• Your objective
From the records below, extract all the text exactly and leave the images behind.
----- Material to process -----
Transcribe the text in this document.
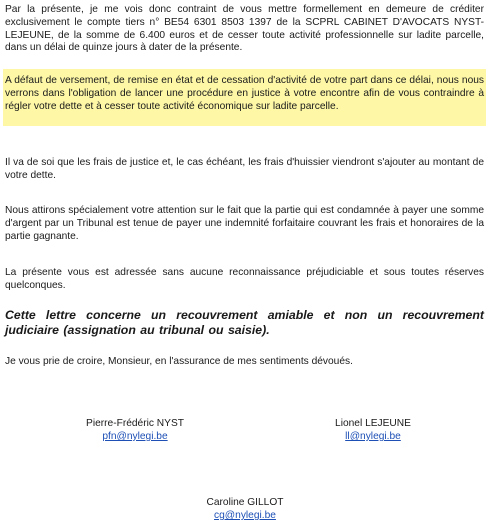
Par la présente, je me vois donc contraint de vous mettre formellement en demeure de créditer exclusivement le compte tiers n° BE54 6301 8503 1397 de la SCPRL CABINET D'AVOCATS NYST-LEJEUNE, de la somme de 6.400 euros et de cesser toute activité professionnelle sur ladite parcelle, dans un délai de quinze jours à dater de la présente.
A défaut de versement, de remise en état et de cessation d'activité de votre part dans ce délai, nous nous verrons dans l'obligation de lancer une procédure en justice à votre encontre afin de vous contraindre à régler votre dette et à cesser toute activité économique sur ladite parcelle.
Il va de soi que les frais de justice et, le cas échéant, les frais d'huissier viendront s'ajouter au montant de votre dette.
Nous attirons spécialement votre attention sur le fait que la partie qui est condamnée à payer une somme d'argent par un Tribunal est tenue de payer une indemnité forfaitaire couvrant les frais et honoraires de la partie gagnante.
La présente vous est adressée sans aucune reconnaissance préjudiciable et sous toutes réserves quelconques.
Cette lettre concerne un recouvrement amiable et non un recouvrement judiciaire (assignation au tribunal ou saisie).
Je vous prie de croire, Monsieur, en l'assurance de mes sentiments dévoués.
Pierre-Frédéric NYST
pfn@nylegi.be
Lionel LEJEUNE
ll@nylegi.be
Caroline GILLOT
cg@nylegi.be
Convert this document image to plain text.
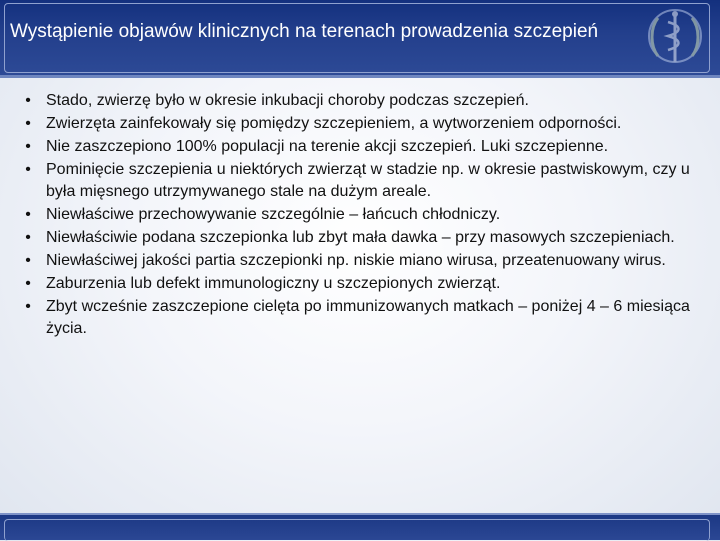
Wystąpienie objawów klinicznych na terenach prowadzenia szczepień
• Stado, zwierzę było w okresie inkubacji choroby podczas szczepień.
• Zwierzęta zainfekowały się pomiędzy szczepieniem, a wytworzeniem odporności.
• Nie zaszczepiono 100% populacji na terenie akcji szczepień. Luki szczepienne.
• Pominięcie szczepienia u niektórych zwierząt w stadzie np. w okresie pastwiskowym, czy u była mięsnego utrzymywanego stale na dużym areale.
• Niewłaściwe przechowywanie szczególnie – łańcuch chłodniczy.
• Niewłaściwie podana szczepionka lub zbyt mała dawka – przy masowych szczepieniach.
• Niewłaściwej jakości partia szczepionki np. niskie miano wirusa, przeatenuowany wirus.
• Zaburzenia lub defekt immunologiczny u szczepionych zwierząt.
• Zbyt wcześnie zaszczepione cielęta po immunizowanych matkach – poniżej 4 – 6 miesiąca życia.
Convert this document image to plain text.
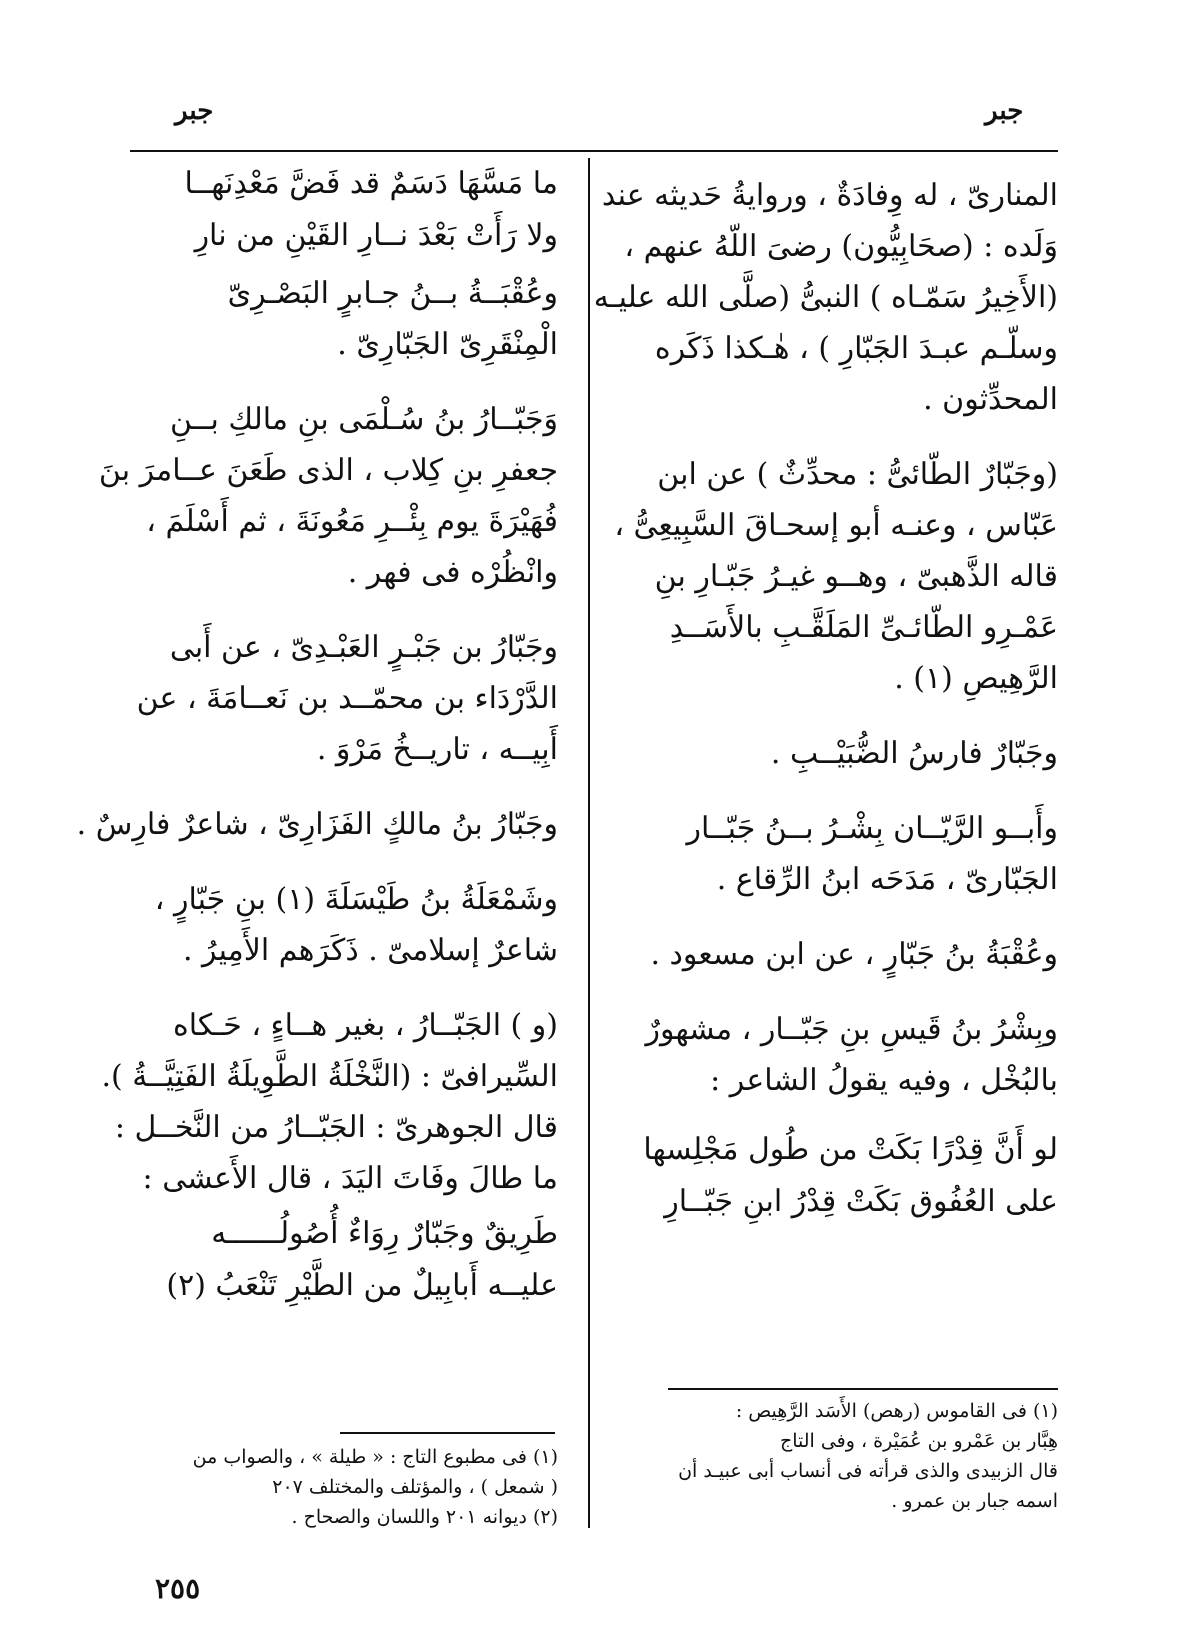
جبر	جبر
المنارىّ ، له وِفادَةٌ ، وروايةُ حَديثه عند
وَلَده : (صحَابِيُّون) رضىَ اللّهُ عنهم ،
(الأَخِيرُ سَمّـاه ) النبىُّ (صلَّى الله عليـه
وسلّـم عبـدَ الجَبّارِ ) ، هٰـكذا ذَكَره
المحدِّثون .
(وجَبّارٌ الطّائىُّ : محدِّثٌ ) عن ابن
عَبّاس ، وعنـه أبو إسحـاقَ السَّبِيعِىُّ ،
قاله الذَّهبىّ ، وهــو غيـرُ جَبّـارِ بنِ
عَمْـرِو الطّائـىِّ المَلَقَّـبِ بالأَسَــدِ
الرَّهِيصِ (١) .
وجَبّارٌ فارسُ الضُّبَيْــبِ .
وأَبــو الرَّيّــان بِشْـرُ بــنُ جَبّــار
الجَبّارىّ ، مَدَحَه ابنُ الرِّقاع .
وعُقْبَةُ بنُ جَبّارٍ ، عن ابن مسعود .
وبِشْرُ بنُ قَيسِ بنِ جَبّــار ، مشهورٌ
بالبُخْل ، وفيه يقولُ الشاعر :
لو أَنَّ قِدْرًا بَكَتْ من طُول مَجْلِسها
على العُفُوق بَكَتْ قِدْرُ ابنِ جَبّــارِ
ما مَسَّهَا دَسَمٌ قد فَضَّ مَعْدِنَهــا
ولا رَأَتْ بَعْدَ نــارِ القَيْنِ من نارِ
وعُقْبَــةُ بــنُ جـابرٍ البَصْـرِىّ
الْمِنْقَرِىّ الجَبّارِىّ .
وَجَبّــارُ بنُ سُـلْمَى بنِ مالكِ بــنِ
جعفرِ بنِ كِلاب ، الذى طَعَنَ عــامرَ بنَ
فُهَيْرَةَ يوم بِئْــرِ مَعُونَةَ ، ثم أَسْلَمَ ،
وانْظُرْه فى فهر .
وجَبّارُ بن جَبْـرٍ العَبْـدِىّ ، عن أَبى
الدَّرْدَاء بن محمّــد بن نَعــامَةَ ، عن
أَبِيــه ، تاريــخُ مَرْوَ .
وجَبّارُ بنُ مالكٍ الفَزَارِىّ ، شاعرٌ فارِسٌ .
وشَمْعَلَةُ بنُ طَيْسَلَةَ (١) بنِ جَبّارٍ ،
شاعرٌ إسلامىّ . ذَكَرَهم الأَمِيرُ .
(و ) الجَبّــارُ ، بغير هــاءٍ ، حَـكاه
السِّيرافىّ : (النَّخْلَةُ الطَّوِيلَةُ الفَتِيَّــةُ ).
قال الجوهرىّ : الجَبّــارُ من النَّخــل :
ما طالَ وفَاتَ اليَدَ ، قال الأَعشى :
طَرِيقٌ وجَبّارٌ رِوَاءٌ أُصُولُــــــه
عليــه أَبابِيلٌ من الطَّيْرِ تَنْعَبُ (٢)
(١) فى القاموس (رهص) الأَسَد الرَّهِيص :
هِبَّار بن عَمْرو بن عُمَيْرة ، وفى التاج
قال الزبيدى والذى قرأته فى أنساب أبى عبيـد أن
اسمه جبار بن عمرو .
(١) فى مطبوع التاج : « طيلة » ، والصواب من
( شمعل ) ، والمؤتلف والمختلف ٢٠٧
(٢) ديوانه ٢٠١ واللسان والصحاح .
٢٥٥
-----
• Written solution
Transcribe the text in this document.
Par la présente, je me vois donc contraint de vous mettre formellement en demeure de créditer exclusivement le compte tiers n° BE54 6301 8503 1397 de la SCPRL CABINET D'AVOCATS NYST-LEJEUNE, de la somme de 6.400 euros et de cesser toute activité professionnelle sur ladite parcelle, dans un délai de quinze jours à dater de la présente.
A défaut de versement, de remise en état et de cessation d'activité de votre part dans ce délai, nous nous verrons dans l'obligation de lancer une procédure en justice à votre encontre afin de vous contraindre à régler votre dette et à cesser toute activité économique sur ladite parcelle.
Il va de soi que les frais de justice et, le cas échéant, les frais d'huissier viendront s'ajouter au montant de votre dette.
Nous attirons spécialement votre attention sur le fait que la partie qui est condamnée à payer une somme d'argent par un Tribunal est tenue de payer une indemnité forfaitaire couvrant les frais et honoraires de la partie gagnante.
La présente vous est adressée sans aucune reconnaissance préjudiciable et sous toutes réserves quelconques.
Cette lettre concerne un recouvrement amiable et non un recouvrement judiciaire (assignation au tribunal ou saisie).
Je vous prie de croire, Monsieur, en l'assurance de mes sentiments dévoués.
Pierre-Frédéric NYST
pfn@nylegi.be
Lionel LEJEUNE
ll@nylegi.be
Caroline GILLOT
cg@nylegi.be
Convert this document image to plain text.
Wystąpienie objawów klinicznych na terenach prowadzenia szczepień
• Stado, zwierzę było w okresie inkubacji choroby podczas szczepień.
• Zwierzęta zainfekowały się pomiędzy szczepieniem, a wytworzeniem odporności.
• Nie zaszczepiono 100% populacji na terenie akcji szczepień. Luki szczepienne.
• Pominięcie szczepienia u niektórych zwierząt w stadzie np. w okresie pastwiskowym, czy u była mięsnego utrzymywanego stale na dużym areale.
• Niewłaściwe przechowywanie szczególnie – łańcuch chłodniczy.
• Niewłaściwie podana szczepionka lub zbyt mała dawka – przy masowych szczepieniach.
• Niewłaściwej jakości partia szczepionki np. niskie miano wirusa, przeatenuowany wirus.
• Zaburzenia lub defekt immunologiczny u szczepionych zwierząt.
• Zbyt wcześnie zaszczepione cielęta po immunizowanych matkach – poniżej 4 – 6 miesiąca życia.
Convert this document image to plain text.
جبر	جبر
المنارىّ ، له وِفادَةٌ ، وروايةُ حَديثه عند
وَلَده : (صحَابِيُّون) رضىَ اللّهُ عنهم ،
(الأَخِيرُ سَمّـاه ) النبىُّ (صلَّى الله عليـه
وسلّـم عبـدَ الجَبّارِ ) ، هٰـكذا ذَكَره
المحدِّثون .
(وجَبّارٌ الطّائىُّ : محدِّثٌ ) عن ابن
عَبّاس ، وعنـه أبو إسحـاقَ السَّبِيعِىُّ ،
قاله الذَّهبىّ ، وهــو غيـرُ جَبّـارِ بنِ
عَمْـرِو الطّائـىِّ المَلَقَّـبِ بالأَسَــدِ
الرَّهِيصِ (١) .
وجَبّارٌ فارسُ الضُّبَيْــبِ .
وأَبــو الرَّيّــان بِشْـرُ بــنُ جَبّــار
الجَبّارىّ ، مَدَحَه ابنُ الرِّقاع .
وعُقْبَةُ بنُ جَبّارٍ ، عن ابن مسعود .
وبِشْرُ بنُ قَيسِ بنِ جَبّــار ، مشهورٌ
بالبُخْل ، وفيه يقولُ الشاعر :
لو أَنَّ قِدْرًا بَكَتْ من طُول مَجْلِسها
على العُفُوق بَكَتْ قِدْرُ ابنِ جَبّــارِ
ما مَسَّهَا دَسَمٌ قد فَضَّ مَعْدِنَهــا
ولا رَأَتْ بَعْدَ نــارِ القَيْنِ من نارِ
وعُقْبَــةُ بــنُ جـابرٍ البَصْـرِىّ
الْمِنْقَرِىّ الجَبّارِىّ .
وَجَبّــارُ بنُ سُـلْمَى بنِ مالكِ بــنِ
جعفرِ بنِ كِلاب ، الذى طَعَنَ عــامرَ بنَ
فُهَيْرَةَ يوم بِئْــرِ مَعُونَةَ ، ثم أَسْلَمَ ،
وانْظُرْه فى فهر .
وجَبّارُ بن جَبْـرٍ العَبْـدِىّ ، عن أَبى
الدَّرْدَاء بن محمّــد بن نَعــامَةَ ، عن
أَبِيــه ، تاريــخُ مَرْوَ .
وجَبّارُ بنُ مالكٍ الفَزَارِىّ ، شاعرٌ فارِسٌ .
وشَمْعَلَةُ بنُ طَيْسَلَةَ (١) بنِ جَبّارٍ ،
شاعرٌ إسلامىّ . ذَكَرَهم الأَمِيرُ .
(و ) الجَبّــارُ ، بغير هــاءٍ ، حَـكاه
السِّيرافىّ : (النَّخْلَةُ الطَّوِيلَةُ الفَتِيَّــةُ ).
قال الجوهرىّ : الجَبّــارُ من النَّخــل :
ما طالَ وفَاتَ اليَدَ ، قال الأَعشى :
طَرِيقٌ وجَبّارٌ رِوَاءٌ أُصُولُــــــه
عليــه أَبابِيلٌ من الطَّيْرِ تَنْعَبُ (٢)
(١) فى القاموس (رهص) الأَسَد الرَّهِيص :
هِبَّار بن عَمْرو بن عُمَيْرة ، وفى التاج
قال الزبيدى والذى قرأته فى أنساب أبى عبيـد أن
اسمه جبار بن عمرو .
(١) فى مطبوع التاج : « طيلة » ، والصواب من
( شمعل ) ، والمؤتلف والمختلف ٢٠٧
(٢) ديوانه ٢٠١ واللسان والصحاح .
٢٥٥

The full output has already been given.